Find each line with "Nhân" and copy it.

════════════════

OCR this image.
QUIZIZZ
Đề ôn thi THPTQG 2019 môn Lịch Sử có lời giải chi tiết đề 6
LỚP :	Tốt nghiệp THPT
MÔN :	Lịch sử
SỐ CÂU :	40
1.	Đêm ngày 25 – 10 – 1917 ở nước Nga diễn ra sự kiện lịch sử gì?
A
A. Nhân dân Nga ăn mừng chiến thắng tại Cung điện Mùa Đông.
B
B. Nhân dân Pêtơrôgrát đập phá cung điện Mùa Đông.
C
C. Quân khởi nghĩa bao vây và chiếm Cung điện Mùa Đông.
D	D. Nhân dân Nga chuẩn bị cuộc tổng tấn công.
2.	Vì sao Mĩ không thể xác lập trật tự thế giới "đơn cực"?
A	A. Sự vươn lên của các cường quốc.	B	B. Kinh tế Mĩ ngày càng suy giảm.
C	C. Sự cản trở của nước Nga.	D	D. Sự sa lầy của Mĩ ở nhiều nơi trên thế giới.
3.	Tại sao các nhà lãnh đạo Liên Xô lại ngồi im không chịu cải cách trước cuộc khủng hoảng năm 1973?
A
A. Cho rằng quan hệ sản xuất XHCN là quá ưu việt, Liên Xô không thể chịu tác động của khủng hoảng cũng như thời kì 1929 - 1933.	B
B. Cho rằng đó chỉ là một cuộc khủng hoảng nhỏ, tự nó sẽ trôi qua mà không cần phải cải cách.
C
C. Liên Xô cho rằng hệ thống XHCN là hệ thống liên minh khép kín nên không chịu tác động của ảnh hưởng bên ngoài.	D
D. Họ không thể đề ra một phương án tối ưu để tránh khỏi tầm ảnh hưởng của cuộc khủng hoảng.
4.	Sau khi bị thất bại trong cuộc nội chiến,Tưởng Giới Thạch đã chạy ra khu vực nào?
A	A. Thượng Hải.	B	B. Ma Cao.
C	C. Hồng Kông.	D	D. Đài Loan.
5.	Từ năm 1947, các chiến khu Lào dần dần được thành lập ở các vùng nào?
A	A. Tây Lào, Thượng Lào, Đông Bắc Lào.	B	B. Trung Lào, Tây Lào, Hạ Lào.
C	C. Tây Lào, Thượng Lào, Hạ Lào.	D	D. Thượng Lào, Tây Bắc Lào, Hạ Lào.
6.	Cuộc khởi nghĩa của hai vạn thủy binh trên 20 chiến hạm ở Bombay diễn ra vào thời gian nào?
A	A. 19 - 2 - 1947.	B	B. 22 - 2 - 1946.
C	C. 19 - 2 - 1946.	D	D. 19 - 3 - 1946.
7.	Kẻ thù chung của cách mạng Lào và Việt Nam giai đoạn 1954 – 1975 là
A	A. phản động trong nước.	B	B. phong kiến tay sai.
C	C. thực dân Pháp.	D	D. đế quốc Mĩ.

════════════════

[OUTPUT OF THE EXERCISE]:
A. Nhân dân Nga ăn mừng chiến thắng tại Cung điện Mùa Đông.
B. Nhân dân Pêtơrôgrát đập phá cung điện Mùa Đông.
D	D. Nhân dân Nga chuẩn bị cuộc tổng tấn công.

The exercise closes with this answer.